Task
Reproduce the listing exactly, with no pictures in your copy.

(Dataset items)
• • • • • • •

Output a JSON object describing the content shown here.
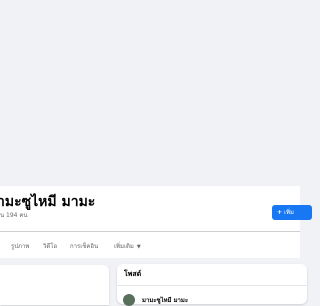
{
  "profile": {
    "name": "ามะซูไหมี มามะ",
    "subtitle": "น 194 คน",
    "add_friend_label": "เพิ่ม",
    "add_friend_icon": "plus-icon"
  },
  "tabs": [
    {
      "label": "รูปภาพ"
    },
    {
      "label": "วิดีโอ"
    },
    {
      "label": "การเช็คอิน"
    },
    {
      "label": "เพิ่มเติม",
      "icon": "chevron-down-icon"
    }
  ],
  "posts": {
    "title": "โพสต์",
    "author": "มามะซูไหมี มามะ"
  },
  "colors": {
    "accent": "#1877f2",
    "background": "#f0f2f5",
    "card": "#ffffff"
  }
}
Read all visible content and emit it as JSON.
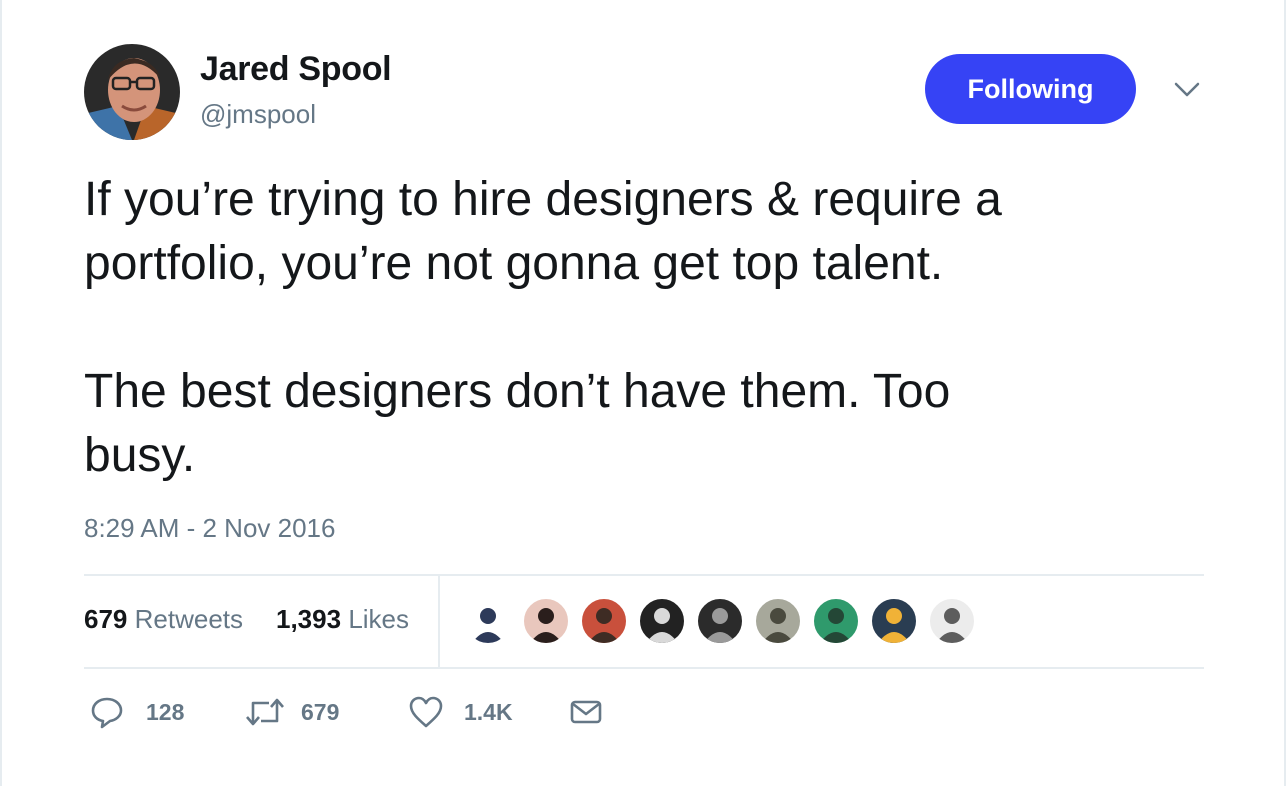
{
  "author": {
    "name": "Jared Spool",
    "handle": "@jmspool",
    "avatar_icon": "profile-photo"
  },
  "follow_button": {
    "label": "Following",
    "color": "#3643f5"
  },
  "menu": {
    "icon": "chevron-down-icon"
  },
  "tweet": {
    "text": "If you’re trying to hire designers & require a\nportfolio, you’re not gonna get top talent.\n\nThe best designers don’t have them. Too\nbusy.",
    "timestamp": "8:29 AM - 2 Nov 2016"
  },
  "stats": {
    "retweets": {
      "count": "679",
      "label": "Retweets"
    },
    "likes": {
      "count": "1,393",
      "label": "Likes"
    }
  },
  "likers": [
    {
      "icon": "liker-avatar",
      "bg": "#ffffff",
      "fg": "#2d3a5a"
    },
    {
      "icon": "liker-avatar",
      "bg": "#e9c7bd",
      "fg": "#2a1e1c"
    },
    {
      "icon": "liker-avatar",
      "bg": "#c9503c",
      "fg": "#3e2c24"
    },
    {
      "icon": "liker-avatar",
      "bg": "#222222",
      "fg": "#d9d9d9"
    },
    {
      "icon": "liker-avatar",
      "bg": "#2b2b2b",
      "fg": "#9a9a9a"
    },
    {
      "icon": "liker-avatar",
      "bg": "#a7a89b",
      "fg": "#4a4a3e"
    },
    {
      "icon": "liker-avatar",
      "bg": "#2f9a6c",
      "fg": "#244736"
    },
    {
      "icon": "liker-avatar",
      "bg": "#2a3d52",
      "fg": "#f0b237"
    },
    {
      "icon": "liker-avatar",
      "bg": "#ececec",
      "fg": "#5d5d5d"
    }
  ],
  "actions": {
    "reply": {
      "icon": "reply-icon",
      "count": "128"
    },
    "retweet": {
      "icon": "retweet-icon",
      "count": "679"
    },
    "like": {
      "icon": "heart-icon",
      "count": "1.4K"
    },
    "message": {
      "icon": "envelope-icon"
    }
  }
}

• • • • • • •

Response to the exercise
Output a JSON object describing the content shown here.
{
  "profile": {
    "name": "ามะซูไหมี มามะ",
    "subtitle": "น 194 คน",
    "add_friend_label": "เพิ่ม",
    "add_friend_icon": "plus-icon"
  },
  "tabs": [
    {
      "label": "รูปภาพ"
    },
    {
      "label": "วิดีโอ"
    },
    {
      "label": "การเช็คอิน"
    },
    {
      "label": "เพิ่มเติม",
      "icon": "chevron-down-icon"
    }
  ],
  "posts": {
    "title": "โพสต์",
    "author": "มามะซูไหมี มามะ"
  },
  "colors": {
    "accent": "#1877f2",
    "background": "#f0f2f5",
    "card": "#ffffff"
  }
}
Read all visible content and emit it as JSON.
{
  "author": {
    "name": "Jared Spool",
    "handle": "@jmspool",
    "avatar_icon": "profile-photo"
  },
  "follow_button": {
    "label": "Following",
    "color": "#3643f5"
  },
  "menu": {
    "icon": "chevron-down-icon"
  },
  "tweet": {
    "text": "If you’re trying to hire designers & require a\nportfolio, you’re not gonna get top talent.\n\nThe best designers don’t have them. Too\nbusy.",
    "timestamp": "8:29 AM - 2 Nov 2016"
  },
  "stats": {
    "retweets": {
      "count": "679",
      "label": "Retweets"
    },
    "likes": {
      "count": "1,393",
      "label": "Likes"
    }
  },
  "likers": [
    {
      "icon": "liker-avatar",
      "bg": "#ffffff",
      "fg": "#2d3a5a"
    },
    {
      "icon": "liker-avatar",
      "bg": "#e9c7bd",
      "fg": "#2a1e1c"
    },
    {
      "icon": "liker-avatar",
      "bg": "#c9503c",
      "fg": "#3e2c24"
    },
    {
      "icon": "liker-avatar",
      "bg": "#222222",
      "fg": "#d9d9d9"
    },
    {
      "icon": "liker-avatar",
      "bg": "#2b2b2b",
      "fg": "#9a9a9a"
    },
    {
      "icon": "liker-avatar",
      "bg": "#a7a89b",
      "fg": "#4a4a3e"
    },
    {
      "icon": "liker-avatar",
      "bg": "#2f9a6c",
      "fg": "#244736"
    },
    {
      "icon": "liker-avatar",
      "bg": "#2a3d52",
      "fg": "#f0b237"
    },
    {
      "icon": "liker-avatar",
      "bg": "#ececec",
      "fg": "#5d5d5d"
    }
  ],
  "actions": {
    "reply": {
      "icon": "reply-icon",
      "count": "128"
    },
    "retweet": {
      "icon": "retweet-icon",
      "count": "679"
    },
    "like": {
      "icon": "heart-icon",
      "count": "1.4K"
    },
    "message": {
      "icon": "envelope-icon"
    }
  }
}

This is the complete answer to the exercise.